▶ Goal
Each line of the data that includes the string "other" is to be copied out.
________________________
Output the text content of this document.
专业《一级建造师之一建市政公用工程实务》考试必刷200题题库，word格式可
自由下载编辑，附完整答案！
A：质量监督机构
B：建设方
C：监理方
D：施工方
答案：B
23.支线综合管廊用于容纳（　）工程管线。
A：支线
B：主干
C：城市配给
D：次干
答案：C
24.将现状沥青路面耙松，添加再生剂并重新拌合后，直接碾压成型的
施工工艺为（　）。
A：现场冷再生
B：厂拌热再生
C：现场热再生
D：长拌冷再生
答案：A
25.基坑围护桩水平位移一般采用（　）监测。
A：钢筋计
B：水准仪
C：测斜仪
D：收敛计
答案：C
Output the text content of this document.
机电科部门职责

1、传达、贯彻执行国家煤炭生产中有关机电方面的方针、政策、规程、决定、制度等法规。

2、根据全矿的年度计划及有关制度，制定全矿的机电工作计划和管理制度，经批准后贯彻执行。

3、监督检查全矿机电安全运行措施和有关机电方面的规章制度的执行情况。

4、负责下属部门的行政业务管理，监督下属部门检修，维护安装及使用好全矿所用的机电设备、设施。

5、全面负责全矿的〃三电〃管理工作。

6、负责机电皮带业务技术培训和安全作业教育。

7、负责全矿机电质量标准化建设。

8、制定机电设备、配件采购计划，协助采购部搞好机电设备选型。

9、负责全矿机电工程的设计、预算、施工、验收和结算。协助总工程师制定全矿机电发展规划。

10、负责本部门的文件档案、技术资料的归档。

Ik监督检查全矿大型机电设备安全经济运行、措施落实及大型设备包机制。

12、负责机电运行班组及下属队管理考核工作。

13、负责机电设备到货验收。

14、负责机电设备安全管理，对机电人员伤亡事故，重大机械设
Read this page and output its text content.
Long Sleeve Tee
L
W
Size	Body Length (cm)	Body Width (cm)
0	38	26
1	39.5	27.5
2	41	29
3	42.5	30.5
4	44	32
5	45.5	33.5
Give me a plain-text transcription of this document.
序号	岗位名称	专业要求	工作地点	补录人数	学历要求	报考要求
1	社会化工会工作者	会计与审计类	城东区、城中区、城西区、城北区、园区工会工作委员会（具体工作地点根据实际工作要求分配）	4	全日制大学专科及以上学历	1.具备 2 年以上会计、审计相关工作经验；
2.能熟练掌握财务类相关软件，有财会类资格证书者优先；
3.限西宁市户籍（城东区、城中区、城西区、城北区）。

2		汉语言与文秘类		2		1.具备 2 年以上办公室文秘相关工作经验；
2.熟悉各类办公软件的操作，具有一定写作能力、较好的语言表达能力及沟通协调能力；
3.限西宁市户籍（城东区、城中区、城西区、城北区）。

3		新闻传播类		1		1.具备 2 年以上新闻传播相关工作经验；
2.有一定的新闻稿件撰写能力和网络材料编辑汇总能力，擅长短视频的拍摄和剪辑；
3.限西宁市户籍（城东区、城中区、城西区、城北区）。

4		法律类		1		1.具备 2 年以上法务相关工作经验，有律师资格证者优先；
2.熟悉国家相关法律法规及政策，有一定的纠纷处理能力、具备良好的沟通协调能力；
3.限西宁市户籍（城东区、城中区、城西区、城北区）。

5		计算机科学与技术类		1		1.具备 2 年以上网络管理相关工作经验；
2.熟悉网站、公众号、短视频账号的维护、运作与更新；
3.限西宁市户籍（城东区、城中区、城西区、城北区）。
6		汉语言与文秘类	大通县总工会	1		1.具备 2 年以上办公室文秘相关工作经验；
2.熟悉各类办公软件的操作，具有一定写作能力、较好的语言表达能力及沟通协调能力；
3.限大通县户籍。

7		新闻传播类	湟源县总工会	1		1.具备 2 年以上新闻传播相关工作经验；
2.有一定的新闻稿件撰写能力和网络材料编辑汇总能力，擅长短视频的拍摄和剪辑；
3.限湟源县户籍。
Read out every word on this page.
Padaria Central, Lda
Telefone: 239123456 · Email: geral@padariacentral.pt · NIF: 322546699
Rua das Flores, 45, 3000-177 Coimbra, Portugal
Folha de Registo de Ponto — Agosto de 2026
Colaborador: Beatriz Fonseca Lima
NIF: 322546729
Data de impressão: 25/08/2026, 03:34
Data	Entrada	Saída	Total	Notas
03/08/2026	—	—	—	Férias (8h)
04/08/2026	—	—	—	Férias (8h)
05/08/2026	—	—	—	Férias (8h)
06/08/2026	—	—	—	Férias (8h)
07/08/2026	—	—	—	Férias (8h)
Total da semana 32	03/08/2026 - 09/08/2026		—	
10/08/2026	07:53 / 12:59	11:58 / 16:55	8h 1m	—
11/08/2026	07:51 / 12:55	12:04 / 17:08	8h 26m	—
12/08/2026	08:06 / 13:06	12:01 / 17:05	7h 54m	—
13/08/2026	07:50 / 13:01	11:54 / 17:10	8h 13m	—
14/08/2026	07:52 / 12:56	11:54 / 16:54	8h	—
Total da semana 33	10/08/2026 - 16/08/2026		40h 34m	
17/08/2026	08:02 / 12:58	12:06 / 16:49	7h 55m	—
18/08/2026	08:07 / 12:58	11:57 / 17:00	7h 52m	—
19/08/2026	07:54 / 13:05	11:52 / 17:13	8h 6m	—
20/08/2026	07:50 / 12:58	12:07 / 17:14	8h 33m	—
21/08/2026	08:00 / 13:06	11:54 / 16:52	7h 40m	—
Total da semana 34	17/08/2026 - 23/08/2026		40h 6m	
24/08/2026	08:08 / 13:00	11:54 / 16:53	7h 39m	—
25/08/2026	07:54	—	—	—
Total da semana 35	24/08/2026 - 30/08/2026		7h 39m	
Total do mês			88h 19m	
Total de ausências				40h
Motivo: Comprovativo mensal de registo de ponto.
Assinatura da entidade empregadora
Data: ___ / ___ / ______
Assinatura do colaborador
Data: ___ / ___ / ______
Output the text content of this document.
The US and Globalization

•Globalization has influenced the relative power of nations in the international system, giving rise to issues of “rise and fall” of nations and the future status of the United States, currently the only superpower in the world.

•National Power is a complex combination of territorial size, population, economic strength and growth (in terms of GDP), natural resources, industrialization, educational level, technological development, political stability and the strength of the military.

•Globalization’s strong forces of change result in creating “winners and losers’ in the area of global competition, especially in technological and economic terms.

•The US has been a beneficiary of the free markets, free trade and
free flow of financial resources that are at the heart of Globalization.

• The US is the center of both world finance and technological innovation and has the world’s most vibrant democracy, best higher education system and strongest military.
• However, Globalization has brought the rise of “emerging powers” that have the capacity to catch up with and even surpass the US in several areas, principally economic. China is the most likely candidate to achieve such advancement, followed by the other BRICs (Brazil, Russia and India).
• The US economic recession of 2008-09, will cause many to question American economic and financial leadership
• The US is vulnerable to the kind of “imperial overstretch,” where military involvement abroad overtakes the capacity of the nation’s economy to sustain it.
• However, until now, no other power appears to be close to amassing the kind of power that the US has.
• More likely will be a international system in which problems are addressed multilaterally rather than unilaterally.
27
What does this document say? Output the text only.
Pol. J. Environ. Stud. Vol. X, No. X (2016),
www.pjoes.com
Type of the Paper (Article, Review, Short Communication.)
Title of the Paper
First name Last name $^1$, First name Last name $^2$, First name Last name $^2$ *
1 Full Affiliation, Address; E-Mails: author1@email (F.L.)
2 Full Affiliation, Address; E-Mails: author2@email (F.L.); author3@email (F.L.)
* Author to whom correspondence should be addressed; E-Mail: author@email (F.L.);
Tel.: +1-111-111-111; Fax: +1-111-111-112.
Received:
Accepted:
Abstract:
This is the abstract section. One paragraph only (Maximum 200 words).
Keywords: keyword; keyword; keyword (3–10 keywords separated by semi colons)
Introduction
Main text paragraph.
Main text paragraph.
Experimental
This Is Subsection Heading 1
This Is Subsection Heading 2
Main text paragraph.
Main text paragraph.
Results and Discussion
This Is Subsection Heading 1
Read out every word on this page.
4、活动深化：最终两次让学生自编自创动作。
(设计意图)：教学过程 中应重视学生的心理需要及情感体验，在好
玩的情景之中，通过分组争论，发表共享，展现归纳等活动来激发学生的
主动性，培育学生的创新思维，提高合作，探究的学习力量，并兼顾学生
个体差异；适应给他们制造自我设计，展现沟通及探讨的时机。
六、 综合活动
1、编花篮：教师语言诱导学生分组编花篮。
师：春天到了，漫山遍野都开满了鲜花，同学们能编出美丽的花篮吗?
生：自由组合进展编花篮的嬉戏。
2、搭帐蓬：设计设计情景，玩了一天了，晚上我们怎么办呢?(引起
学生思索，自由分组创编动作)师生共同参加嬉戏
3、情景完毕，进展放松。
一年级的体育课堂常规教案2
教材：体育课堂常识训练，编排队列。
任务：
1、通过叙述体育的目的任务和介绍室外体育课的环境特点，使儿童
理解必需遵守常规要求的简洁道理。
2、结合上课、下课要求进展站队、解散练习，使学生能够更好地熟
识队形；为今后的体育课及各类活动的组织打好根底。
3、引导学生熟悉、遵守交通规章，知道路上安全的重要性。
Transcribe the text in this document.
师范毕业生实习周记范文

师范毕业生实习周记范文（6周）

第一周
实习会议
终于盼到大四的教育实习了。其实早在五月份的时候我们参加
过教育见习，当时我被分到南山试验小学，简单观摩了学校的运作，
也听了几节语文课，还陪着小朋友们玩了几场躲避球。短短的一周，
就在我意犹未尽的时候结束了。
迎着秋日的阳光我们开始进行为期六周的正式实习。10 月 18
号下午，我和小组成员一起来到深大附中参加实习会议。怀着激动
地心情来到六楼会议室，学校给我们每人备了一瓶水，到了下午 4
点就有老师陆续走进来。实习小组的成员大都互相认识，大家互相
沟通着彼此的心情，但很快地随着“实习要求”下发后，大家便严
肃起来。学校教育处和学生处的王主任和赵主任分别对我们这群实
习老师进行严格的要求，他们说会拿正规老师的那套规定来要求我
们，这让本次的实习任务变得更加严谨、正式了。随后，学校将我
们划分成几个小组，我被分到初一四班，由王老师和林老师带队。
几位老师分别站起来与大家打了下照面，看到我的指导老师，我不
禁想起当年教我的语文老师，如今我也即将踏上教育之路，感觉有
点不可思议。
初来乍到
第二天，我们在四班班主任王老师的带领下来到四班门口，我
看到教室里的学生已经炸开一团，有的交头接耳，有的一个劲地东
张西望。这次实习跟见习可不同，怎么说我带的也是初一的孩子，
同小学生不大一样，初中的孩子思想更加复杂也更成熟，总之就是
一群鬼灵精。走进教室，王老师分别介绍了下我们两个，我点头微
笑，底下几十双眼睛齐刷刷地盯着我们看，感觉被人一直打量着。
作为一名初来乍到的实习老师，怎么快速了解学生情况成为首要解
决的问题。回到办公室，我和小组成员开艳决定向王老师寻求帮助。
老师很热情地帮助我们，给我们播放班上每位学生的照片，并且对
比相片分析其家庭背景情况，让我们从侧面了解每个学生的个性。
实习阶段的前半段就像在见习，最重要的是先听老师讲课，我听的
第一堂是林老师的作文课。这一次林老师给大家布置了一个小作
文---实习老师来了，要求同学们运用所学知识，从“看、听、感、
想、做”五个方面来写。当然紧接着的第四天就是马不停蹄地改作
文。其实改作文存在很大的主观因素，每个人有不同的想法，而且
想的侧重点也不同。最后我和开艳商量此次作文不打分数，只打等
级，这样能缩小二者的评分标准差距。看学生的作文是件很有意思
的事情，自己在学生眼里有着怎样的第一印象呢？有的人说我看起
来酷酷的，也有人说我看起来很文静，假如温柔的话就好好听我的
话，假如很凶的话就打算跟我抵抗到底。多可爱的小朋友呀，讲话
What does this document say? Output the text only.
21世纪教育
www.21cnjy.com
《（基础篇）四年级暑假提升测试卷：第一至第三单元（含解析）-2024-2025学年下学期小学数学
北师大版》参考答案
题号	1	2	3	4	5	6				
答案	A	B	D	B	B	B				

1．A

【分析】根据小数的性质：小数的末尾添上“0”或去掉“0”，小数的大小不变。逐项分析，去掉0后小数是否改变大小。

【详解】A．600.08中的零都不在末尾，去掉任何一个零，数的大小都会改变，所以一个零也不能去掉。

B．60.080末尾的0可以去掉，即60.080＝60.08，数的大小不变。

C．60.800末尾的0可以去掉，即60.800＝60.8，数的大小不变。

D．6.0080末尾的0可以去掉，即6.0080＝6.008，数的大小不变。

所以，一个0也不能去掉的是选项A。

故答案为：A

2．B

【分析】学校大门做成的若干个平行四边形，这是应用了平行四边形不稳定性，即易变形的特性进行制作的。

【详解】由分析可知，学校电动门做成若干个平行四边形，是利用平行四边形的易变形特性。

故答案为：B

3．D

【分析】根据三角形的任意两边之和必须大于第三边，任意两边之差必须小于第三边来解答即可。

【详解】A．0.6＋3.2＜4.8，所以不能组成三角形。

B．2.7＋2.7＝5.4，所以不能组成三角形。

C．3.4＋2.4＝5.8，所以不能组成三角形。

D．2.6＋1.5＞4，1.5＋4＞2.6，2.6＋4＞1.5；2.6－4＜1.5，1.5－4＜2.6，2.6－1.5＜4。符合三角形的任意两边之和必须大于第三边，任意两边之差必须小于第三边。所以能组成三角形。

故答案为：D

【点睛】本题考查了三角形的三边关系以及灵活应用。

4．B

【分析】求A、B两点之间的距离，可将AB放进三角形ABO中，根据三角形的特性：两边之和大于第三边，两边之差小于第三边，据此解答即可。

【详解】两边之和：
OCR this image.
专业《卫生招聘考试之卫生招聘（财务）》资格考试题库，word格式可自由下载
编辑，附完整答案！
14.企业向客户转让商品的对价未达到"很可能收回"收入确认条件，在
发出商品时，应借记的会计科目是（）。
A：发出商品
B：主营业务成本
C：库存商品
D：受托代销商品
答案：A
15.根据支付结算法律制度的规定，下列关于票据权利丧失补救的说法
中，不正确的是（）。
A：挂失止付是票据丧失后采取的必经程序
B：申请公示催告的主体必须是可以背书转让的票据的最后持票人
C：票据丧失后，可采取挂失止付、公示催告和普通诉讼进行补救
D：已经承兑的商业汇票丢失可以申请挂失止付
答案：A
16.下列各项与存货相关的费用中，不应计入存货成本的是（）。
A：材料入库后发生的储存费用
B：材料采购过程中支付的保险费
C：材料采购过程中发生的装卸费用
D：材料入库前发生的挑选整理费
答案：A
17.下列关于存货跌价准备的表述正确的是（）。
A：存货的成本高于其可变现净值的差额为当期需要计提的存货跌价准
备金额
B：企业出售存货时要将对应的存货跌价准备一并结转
________________________
▶ Solution below
• However, Globalization has brought the rise of “emerging powers” that have the capacity to catch up with and even surpass the US in several areas, principally economic. China is the most likely candidate to achieve such advancement, followed by the other BRICs (Brazil, Russia and India).
• However, until now, no other power appears to be close to amassing the kind of power that the US has.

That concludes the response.